--- INPUT ---

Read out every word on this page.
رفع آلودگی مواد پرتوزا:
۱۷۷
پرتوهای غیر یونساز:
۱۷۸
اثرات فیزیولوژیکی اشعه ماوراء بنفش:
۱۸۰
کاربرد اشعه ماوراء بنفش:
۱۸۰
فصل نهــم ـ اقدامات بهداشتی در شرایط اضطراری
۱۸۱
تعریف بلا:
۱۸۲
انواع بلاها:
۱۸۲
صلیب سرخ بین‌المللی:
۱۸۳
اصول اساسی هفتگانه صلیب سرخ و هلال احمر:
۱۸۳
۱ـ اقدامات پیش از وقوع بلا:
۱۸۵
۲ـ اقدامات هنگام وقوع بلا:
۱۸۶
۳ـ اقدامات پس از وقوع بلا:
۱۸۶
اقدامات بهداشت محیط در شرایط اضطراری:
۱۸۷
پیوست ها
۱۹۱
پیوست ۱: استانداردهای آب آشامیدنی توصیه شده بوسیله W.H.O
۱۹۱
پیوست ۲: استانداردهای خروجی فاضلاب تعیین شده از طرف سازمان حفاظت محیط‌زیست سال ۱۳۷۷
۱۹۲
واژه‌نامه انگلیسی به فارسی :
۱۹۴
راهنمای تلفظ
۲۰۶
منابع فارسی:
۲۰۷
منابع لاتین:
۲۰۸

---

• _GOAL OF THE EXERCISE_:
Report the number of lines in the entries above that include the string "اضطراری". Give nothing but the number.

• _PROBLEM SOLUTION_:
2